──────── Records to process ────────

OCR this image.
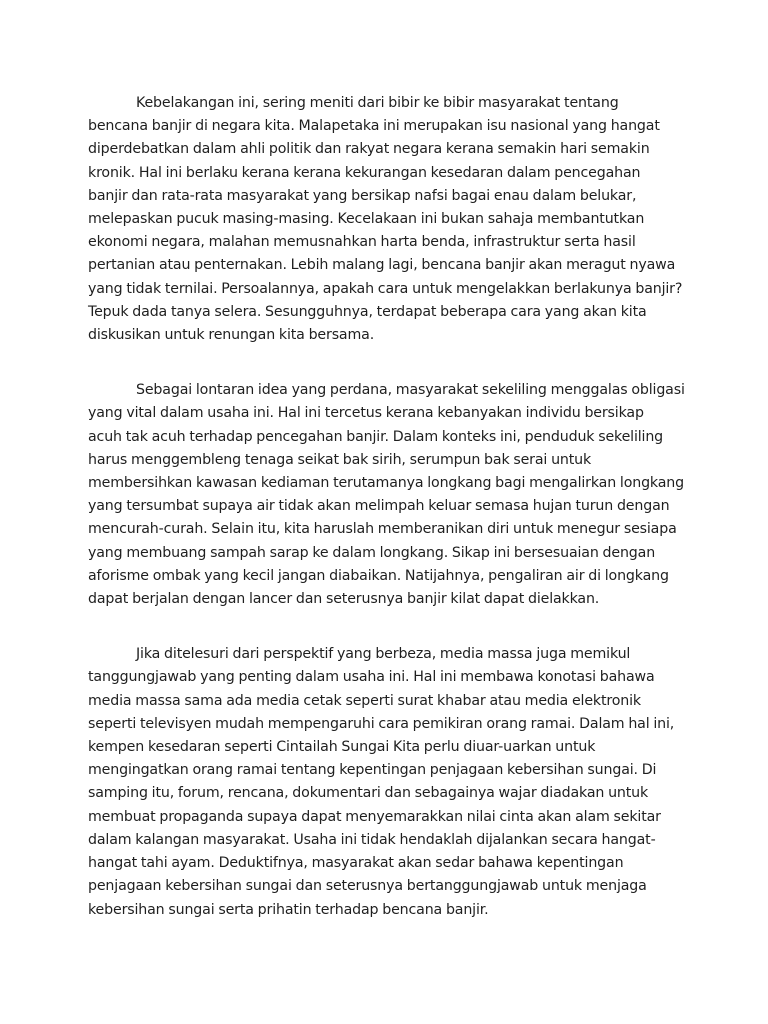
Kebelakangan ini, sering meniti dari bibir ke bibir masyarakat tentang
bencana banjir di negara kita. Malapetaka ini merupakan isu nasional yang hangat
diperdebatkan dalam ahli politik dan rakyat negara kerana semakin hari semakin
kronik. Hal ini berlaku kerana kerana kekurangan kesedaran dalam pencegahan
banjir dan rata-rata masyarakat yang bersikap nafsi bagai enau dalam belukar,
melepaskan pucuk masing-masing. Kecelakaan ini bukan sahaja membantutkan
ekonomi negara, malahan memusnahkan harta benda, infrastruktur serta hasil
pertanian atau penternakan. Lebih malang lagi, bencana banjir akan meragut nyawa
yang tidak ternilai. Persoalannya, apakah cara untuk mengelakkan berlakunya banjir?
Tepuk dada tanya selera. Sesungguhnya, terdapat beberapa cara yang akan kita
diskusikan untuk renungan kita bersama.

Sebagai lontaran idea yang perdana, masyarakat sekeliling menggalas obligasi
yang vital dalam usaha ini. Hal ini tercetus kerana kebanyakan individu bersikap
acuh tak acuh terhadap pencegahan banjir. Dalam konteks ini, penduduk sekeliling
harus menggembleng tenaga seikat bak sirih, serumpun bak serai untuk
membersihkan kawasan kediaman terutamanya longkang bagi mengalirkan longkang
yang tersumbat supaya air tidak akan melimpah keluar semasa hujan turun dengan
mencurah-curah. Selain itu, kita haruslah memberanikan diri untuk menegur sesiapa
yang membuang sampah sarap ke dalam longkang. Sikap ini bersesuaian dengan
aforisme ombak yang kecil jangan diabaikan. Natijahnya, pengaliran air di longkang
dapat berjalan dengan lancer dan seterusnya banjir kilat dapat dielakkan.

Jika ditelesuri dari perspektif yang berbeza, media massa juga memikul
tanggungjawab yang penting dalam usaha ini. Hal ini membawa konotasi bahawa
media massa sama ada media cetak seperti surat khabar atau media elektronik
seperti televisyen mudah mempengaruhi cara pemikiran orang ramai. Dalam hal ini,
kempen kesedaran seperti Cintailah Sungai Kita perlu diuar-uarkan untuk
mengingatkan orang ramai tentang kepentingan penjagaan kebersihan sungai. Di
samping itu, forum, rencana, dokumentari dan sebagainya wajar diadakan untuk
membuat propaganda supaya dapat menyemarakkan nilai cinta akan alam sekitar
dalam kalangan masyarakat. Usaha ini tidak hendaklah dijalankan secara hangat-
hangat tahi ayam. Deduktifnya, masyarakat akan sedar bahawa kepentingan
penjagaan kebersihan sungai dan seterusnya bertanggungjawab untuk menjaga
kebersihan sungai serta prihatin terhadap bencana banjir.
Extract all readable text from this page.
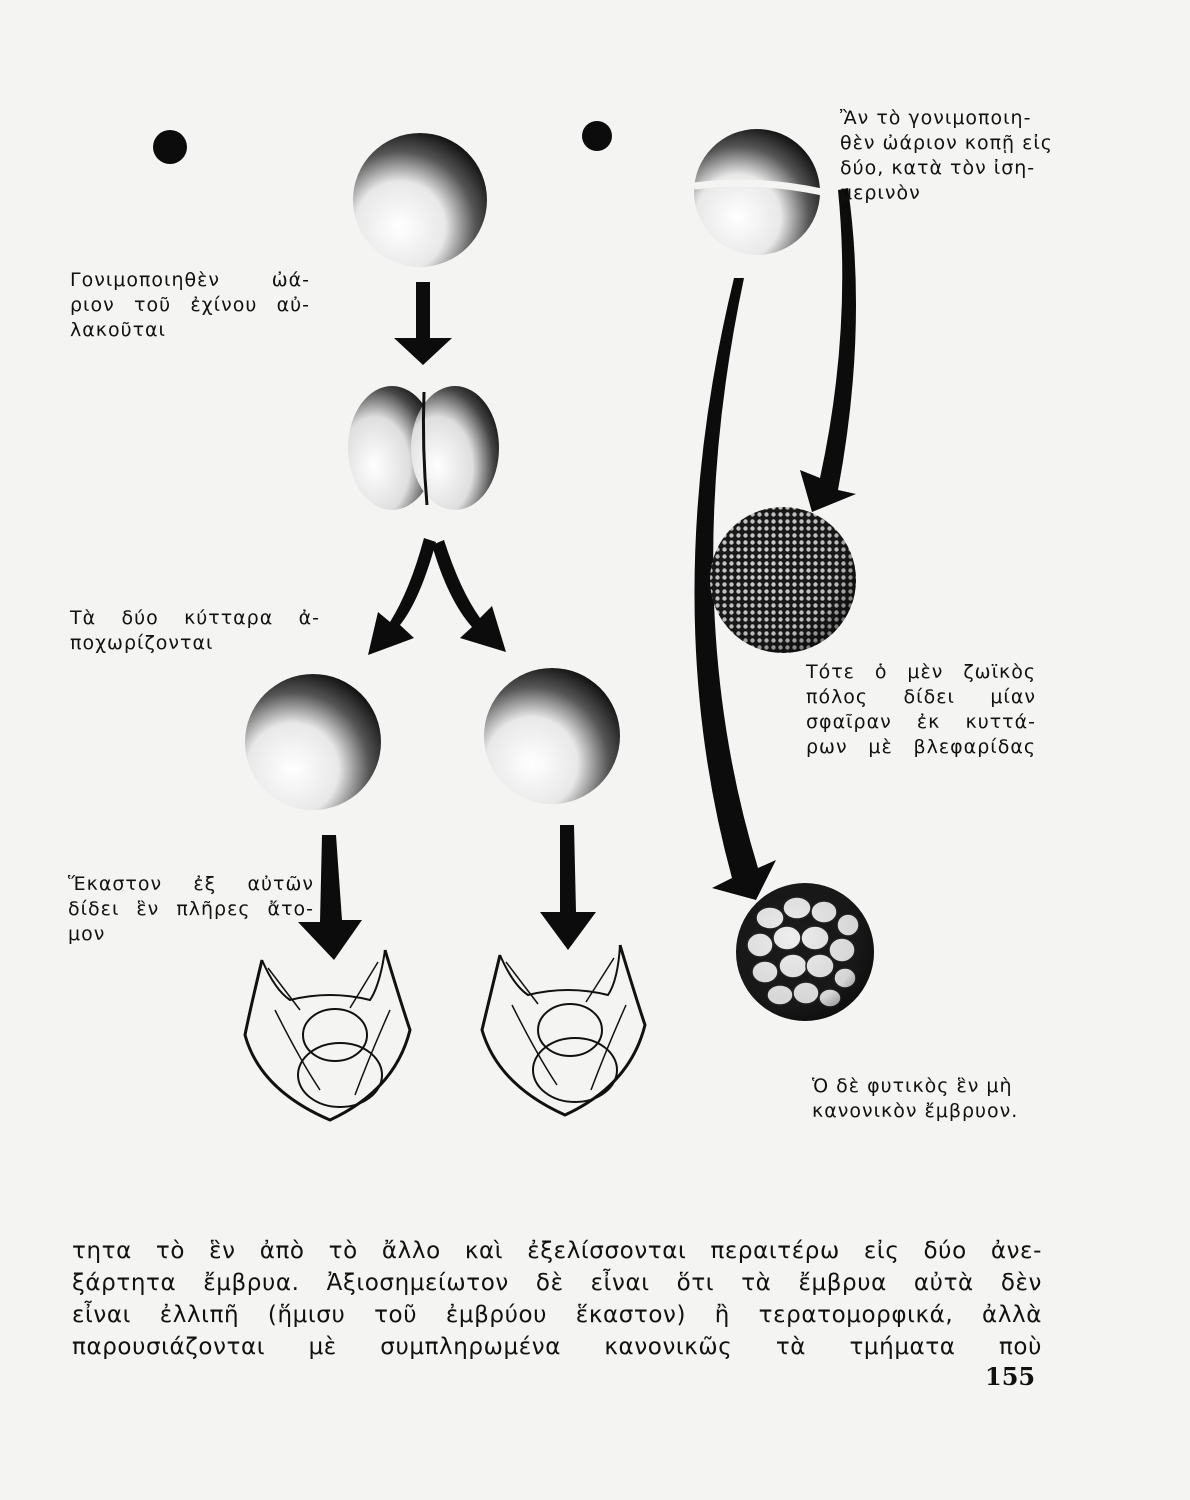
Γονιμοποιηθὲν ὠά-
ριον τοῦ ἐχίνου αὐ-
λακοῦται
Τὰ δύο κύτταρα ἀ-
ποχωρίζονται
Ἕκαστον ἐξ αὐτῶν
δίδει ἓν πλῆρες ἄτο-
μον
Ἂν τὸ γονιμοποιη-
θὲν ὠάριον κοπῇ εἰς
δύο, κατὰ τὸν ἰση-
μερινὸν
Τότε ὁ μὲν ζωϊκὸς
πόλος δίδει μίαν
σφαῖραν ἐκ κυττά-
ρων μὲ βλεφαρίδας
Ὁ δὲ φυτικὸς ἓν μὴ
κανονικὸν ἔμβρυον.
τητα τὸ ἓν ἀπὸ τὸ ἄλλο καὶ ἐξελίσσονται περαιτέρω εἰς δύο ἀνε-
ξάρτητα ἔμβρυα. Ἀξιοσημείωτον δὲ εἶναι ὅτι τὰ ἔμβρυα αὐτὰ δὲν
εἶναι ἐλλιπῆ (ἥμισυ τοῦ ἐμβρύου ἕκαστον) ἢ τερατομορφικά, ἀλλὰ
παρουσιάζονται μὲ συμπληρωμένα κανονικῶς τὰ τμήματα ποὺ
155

────────

All of the lines above should be printed exactly, minus the pictures.

= Output of the exercise =
OCR this image.
Kebelakangan ini, sering meniti dari bibir ke bibir masyarakat tentang
bencana banjir di negara kita. Malapetaka ini merupakan isu nasional yang hangat
diperdebatkan dalam ahli politik dan rakyat negara kerana semakin hari semakin
kronik. Hal ini berlaku kerana kerana kekurangan kesedaran dalam pencegahan
banjir dan rata-rata masyarakat yang bersikap nafsi bagai enau dalam belukar,
melepaskan pucuk masing-masing. Kecelakaan ini bukan sahaja membantutkan
ekonomi negara, malahan memusnahkan harta benda, infrastruktur serta hasil
pertanian atau penternakan. Lebih malang lagi, bencana banjir akan meragut nyawa
yang tidak ternilai. Persoalannya, apakah cara untuk mengelakkan berlakunya banjir?
Tepuk dada tanya selera. Sesungguhnya, terdapat beberapa cara yang akan kita
diskusikan untuk renungan kita bersama.

Sebagai lontaran idea yang perdana, masyarakat sekeliling menggalas obligasi
yang vital dalam usaha ini. Hal ini tercetus kerana kebanyakan individu bersikap
acuh tak acuh terhadap pencegahan banjir. Dalam konteks ini, penduduk sekeliling
harus menggembleng tenaga seikat bak sirih, serumpun bak serai untuk
membersihkan kawasan kediaman terutamanya longkang bagi mengalirkan longkang
yang tersumbat supaya air tidak akan melimpah keluar semasa hujan turun dengan
mencurah-curah. Selain itu, kita haruslah memberanikan diri untuk menegur sesiapa
yang membuang sampah sarap ke dalam longkang. Sikap ini bersesuaian dengan
aforisme ombak yang kecil jangan diabaikan. Natijahnya, pengaliran air di longkang
dapat berjalan dengan lancer dan seterusnya banjir kilat dapat dielakkan.

Jika ditelesuri dari perspektif yang berbeza, media massa juga memikul
tanggungjawab yang penting dalam usaha ini. Hal ini membawa konotasi bahawa
media massa sama ada media cetak seperti surat khabar atau media elektronik
seperti televisyen mudah mempengaruhi cara pemikiran orang ramai. Dalam hal ini,
kempen kesedaran seperti Cintailah Sungai Kita perlu diuar-uarkan untuk
mengingatkan orang ramai tentang kepentingan penjagaan kebersihan sungai. Di
samping itu, forum, rencana, dokumentari dan sebagainya wajar diadakan untuk
membuat propaganda supaya dapat menyemarakkan nilai cinta akan alam sekitar
dalam kalangan masyarakat. Usaha ini tidak hendaklah dijalankan secara hangat-
hangat tahi ayam. Deduktifnya, masyarakat akan sedar bahawa kepentingan
penjagaan kebersihan sungai dan seterusnya bertanggungjawab untuk menjaga
kebersihan sungai serta prihatin terhadap bencana banjir.
Extract all readable text from this page.
Γονιμοποιηθὲν ὠά-
ριον τοῦ ἐχίνου αὐ-
λακοῦται
Τὰ δύο κύτταρα ἀ-
ποχωρίζονται
Ἕκαστον ἐξ αὐτῶν
δίδει ἓν πλῆρες ἄτο-
μον
Ἂν τὸ γονιμοποιη-
θὲν ὠάριον κοπῇ εἰς
δύο, κατὰ τὸν ἰση-
μερινὸν
Τότε ὁ μὲν ζωϊκὸς
πόλος δίδει μίαν
σφαῖραν ἐκ κυττά-
ρων μὲ βλεφαρίδας
Ὁ δὲ φυτικὸς ἓν μὴ
κανονικὸν ἔμβρυον.
τητα τὸ ἓν ἀπὸ τὸ ἄλλο καὶ ἐξελίσσονται περαιτέρω εἰς δύο ἀνε-
ξάρτητα ἔμβρυα. Ἀξιοσημείωτον δὲ εἶναι ὅτι τὰ ἔμβρυα αὐτὰ δὲν
εἶναι ἐλλιπῆ (ἥμισυ τοῦ ἐμβρύου ἕκαστον) ἢ τερατομορφικά, ἀλλὰ
παρουσιάζονται μὲ συμπληρωμένα κανονικῶς τὰ τμήματα ποὺ
155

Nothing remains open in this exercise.